THE REQUEST: Verbatim output of all the material below is required.

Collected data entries
BEGIN

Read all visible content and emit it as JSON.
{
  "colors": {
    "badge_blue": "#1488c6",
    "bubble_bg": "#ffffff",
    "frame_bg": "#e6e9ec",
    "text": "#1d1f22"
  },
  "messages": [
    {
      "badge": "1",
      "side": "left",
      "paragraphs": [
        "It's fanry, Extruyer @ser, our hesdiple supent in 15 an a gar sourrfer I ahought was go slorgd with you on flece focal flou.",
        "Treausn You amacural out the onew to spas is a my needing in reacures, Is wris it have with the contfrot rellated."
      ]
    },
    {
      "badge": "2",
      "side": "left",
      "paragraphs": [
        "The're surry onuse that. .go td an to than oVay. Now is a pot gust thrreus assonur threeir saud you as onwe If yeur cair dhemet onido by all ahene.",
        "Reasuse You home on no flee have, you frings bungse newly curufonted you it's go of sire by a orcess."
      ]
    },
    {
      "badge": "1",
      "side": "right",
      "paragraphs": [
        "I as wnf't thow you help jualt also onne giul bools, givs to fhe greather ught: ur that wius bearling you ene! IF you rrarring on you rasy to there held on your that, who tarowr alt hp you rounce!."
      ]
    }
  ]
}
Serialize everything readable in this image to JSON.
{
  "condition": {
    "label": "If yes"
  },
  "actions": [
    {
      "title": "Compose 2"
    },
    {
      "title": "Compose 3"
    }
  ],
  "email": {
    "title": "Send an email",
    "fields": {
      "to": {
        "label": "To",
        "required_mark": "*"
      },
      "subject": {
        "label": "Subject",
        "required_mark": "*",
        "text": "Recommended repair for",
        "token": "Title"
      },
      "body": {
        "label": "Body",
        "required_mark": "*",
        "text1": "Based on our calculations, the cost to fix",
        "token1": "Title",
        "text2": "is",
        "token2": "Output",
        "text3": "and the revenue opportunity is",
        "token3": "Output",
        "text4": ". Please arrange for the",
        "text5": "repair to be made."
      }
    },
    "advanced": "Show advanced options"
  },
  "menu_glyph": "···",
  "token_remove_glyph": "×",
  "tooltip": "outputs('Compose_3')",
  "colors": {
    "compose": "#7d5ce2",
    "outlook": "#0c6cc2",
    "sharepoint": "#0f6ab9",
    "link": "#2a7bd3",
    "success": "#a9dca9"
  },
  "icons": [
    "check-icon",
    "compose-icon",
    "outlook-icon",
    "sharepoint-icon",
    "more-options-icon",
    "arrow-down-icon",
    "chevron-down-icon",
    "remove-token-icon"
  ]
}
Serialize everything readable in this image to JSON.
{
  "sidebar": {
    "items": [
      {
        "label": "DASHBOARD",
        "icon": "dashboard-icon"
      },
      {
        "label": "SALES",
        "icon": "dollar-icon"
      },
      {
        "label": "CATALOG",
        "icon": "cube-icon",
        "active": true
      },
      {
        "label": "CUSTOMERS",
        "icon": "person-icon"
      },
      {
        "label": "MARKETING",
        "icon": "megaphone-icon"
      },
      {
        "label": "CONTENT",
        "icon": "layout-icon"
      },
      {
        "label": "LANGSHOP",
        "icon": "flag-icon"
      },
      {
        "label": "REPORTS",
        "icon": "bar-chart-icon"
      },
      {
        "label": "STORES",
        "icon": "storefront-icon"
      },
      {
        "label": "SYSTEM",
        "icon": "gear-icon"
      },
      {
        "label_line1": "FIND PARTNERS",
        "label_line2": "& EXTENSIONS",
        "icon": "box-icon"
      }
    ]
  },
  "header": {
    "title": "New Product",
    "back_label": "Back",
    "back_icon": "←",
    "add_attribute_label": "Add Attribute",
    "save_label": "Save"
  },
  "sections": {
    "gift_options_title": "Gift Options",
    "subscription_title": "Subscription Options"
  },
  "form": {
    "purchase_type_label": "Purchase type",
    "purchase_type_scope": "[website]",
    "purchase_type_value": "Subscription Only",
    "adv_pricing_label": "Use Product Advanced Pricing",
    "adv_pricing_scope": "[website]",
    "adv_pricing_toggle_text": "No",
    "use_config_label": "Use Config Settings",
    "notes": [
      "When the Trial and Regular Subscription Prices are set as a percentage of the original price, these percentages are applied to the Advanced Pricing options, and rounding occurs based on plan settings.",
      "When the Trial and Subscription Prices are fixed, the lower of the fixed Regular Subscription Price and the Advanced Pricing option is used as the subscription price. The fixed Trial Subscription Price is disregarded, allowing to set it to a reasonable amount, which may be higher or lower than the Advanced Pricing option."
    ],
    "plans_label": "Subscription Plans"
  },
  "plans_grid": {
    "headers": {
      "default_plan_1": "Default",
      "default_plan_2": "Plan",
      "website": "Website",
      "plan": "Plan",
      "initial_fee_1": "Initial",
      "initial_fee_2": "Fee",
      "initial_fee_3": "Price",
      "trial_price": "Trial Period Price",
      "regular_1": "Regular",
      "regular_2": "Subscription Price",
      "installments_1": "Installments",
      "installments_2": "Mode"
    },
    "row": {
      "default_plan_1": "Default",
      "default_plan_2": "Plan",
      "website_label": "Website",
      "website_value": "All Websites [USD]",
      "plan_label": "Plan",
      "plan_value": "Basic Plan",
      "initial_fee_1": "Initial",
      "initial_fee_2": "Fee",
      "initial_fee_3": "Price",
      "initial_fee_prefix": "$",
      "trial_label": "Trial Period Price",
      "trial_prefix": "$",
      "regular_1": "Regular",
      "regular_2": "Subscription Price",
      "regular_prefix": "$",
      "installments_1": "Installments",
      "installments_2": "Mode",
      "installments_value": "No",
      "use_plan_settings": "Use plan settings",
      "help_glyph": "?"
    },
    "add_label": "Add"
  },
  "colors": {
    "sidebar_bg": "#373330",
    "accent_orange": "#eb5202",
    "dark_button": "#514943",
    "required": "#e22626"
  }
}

END

FULL ANSWER:
Read all visible content and emit it as JSON.
{
  "colors": {
    "badge_blue": "#1488c6",
    "bubble_bg": "#ffffff",
    "frame_bg": "#e6e9ec",
    "text": "#1d1f22"
  },
  "messages": [
    {
      "badge": "1",
      "side": "left",
      "paragraphs": [
        "It's fanry, Extruyer @ser, our hesdiple supent in 15 an a gar sourrfer I ahought was go slorgd with you on flece focal flou.",
        "Treausn You amacural out the onew to spas is a my needing in reacures, Is wris it have with the contfrot rellated."
      ]
    },
    {
      "badge": "2",
      "side": "left",
      "paragraphs": [
        "The're surry onuse that. .go td an to than oVay. Now is a pot gust thrreus assonur threeir saud you as onwe If yeur cair dhemet onido by all ahene.",
        "Reasuse You home on no flee have, you frings bungse newly curufonted you it's go of sire by a orcess."
      ]
    },
    {
      "badge": "1",
      "side": "right",
      "paragraphs": [
        "I as wnf't thow you help jualt also onne giul bools, givs to fhe greather ught: ur that wius bearling you ene! IF you rrarring on you rasy to there held on your that, who tarowr alt hp you rounce!."
      ]
    }
  ]
}
Serialize everything readable in this image to JSON.
{
  "condition": {
    "label": "If yes"
  },
  "actions": [
    {
      "title": "Compose 2"
    },
    {
      "title": "Compose 3"
    }
  ],
  "email": {
    "title": "Send an email",
    "fields": {
      "to": {
        "label": "To",
        "required_mark": "*"
      },
      "subject": {
        "label": "Subject",
        "required_mark": "*",
        "text": "Recommended repair for",
        "token": "Title"
      },
      "body": {
        "label": "Body",
        "required_mark": "*",
        "text1": "Based on our calculations, the cost to fix",
        "token1": "Title",
        "text2": "is",
        "token2": "Output",
        "text3": "and the revenue opportunity is",
        "token3": "Output",
        "text4": ". Please arrange for the",
        "text5": "repair to be made."
      }
    },
    "advanced": "Show advanced options"
  },
  "menu_glyph": "···",
  "token_remove_glyph": "×",
  "tooltip": "outputs('Compose_3')",
  "colors": {
    "compose": "#7d5ce2",
    "outlook": "#0c6cc2",
    "sharepoint": "#0f6ab9",
    "link": "#2a7bd3",
    "success": "#a9dca9"
  },
  "icons": [
    "check-icon",
    "compose-icon",
    "outlook-icon",
    "sharepoint-icon",
    "more-options-icon",
    "arrow-down-icon",
    "chevron-down-icon",
    "remove-token-icon"
  ]
}
Serialize everything readable in this image to JSON.
{
  "sidebar": {
    "items": [
      {
        "label": "DASHBOARD",
        "icon": "dashboard-icon"
      },
      {
        "label": "SALES",
        "icon": "dollar-icon"
      },
      {
        "label": "CATALOG",
        "icon": "cube-icon",
        "active": true
      },
      {
        "label": "CUSTOMERS",
        "icon": "person-icon"
      },
      {
        "label": "MARKETING",
        "icon": "megaphone-icon"
      },
      {
        "label": "CONTENT",
        "icon": "layout-icon"
      },
      {
        "label": "LANGSHOP",
        "icon": "flag-icon"
      },
      {
        "label": "REPORTS",
        "icon": "bar-chart-icon"
      },
      {
        "label": "STORES",
        "icon": "storefront-icon"
      },
      {
        "label": "SYSTEM",
        "icon": "gear-icon"
      },
      {
        "label_line1": "FIND PARTNERS",
        "label_line2": "& EXTENSIONS",
        "icon": "box-icon"
      }
    ]
  },
  "header": {
    "title": "New Product",
    "back_label": "Back",
    "back_icon": "←",
    "add_attribute_label": "Add Attribute",
    "save_label": "Save"
  },
  "sections": {
    "gift_options_title": "Gift Options",
    "subscription_title": "Subscription Options"
  },
  "form": {
    "purchase_type_label": "Purchase type",
    "purchase_type_scope": "[website]",
    "purchase_type_value": "Subscription Only",
    "adv_pricing_label": "Use Product Advanced Pricing",
    "adv_pricing_scope": "[website]",
    "adv_pricing_toggle_text": "No",
    "use_config_label": "Use Config Settings",
    "notes": [
      "When the Trial and Regular Subscription Prices are set as a percentage of the original price, these percentages are applied to the Advanced Pricing options, and rounding occurs based on plan settings.",
      "When the Trial and Subscription Prices are fixed, the lower of the fixed Regular Subscription Price and the Advanced Pricing option is used as the subscription price. The fixed Trial Subscription Price is disregarded, allowing to set it to a reasonable amount, which may be higher or lower than the Advanced Pricing option."
    ],
    "plans_label": "Subscription Plans"
  },
  "plans_grid": {
    "headers": {
      "default_plan_1": "Default",
      "default_plan_2": "Plan",
      "website": "Website",
      "plan": "Plan",
      "initial_fee_1": "Initial",
      "initial_fee_2": "Fee",
      "initial_fee_3": "Price",
      "trial_price": "Trial Period Price",
      "regular_1": "Regular",
      "regular_2": "Subscription Price",
      "installments_1": "Installments",
      "installments_2": "Mode"
    },
    "row": {
      "default_plan_1": "Default",
      "default_plan_2": "Plan",
      "website_label": "Website",
      "website_value": "All Websites [USD]",
      "plan_label": "Plan",
      "plan_value": "Basic Plan",
      "initial_fee_1": "Initial",
      "initial_fee_2": "Fee",
      "initial_fee_3": "Price",
      "initial_fee_prefix": "$",
      "trial_label": "Trial Period Price",
      "trial_prefix": "$",
      "regular_1": "Regular",
      "regular_2": "Subscription Price",
      "regular_prefix": "$",
      "installments_1": "Installments",
      "installments_2": "Mode",
      "installments_value": "No",
      "use_plan_settings": "Use plan settings",
      "help_glyph": "?"
    },
    "add_label": "Add"
  },
  "colors": {
    "sidebar_bg": "#373330",
    "accent_orange": "#eb5202",
    "dark_button": "#514943",
    "required": "#e22626"
  }
}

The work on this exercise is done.